▶ **TEXTAUSSCHNITT**
━━━━━━━━━━━━━━━━━━━━

Svenja Jung: Trotz meiner Vorbildung und dem wochenlangen harten Training kann man sich nicht mit Tanzprofis vergleichen. Das ist deren Hauptberuf. Sie arbeiten jeden Tag viele Stunden an sich. Sie trainieren seit sie Kinder sind. Und das deutlich intensiver als ich es je getan habe. So sind sie dahin gekommen, wo sie sind. Es wäre jedem Profitänzer, jeder Profitänzerin gegenüber extrem unfair, wenn ich mich mit ihnen vergleichen würde.

teleschau: Doch wie macht man es dann im Film, dass selbst geschulten Augen der Unterschied zwischen Profi und Schauspielerin nicht auffällt?

Svenja Jung: Es ist eine Frage der Inszenierung. Ich glaube schon, dass ich auf einem guten Niveau tanze. Aber natürlich muss man mit Tricks nachhelfen, wenn ich in einer herausragenden Tanz-Company als Star der Truppe rüberkommen soll. Ich brauche mehr Takes als die anderen, und wir hatten auch immer zwei Choreografen und Tanzlehrer, die Uli Edel bei den Szenen über die Schulter schauten. Sie achteten darauf, dass alles glaubhaft und gut aussah. Ich bin mit dem Ergebnis auch tänzerisch sehr zufrieden, aber auch sehr gespannt, was das Publikum dazu sagt.

━━━━━━━━━━━━━━━━━━━━

Beantworte anhand des Textausschnitts kurz diese Fragen:
1. Seit wann trainieren Profitänzer laut Svenja Jung?
2. Wovon braucht Svenja Jung mehr als die anderen?
3. Wie viele Choreografen und Tanzlehrer schauten Uli Edel bei den Szenen über die Schulter?
Die Zeilen haben mit dem Textausschnitt nichts zu tun.

▶ **GESAMMELTE DATEN**
━━━━━━━━━━━━━━━━━━━━

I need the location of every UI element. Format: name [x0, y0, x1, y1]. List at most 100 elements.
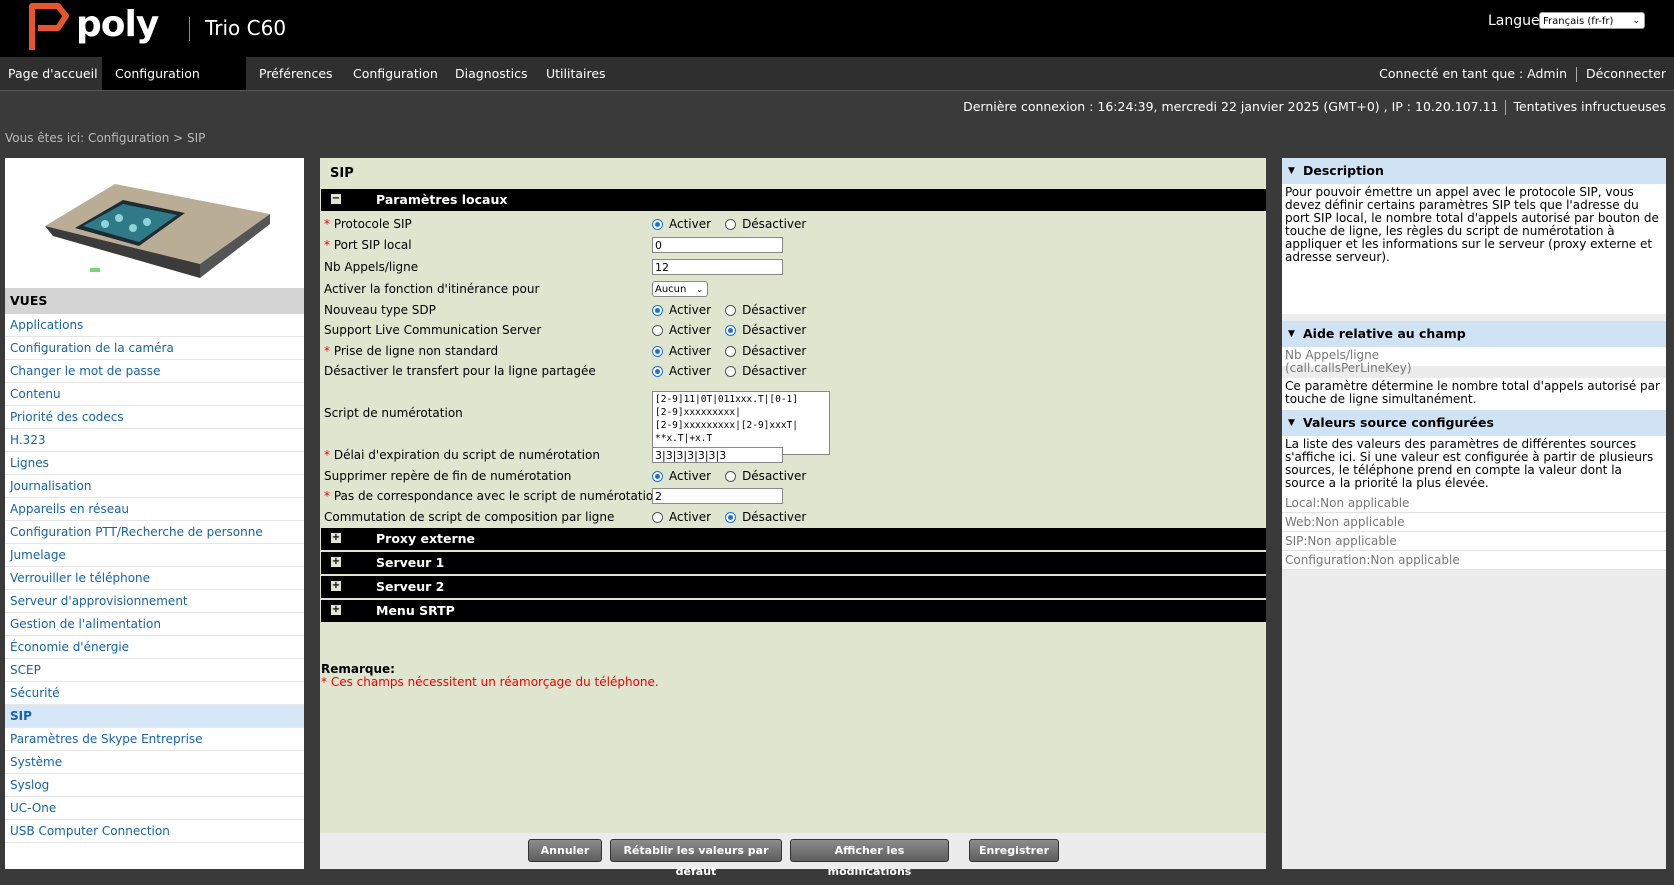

━━━━━━━━━━━━━━━━━━━━

▶ **ANTWORT ZUR AUFGABE**
1. Seit sie Kinder sind.
2. Von Takes.
3. Zwei.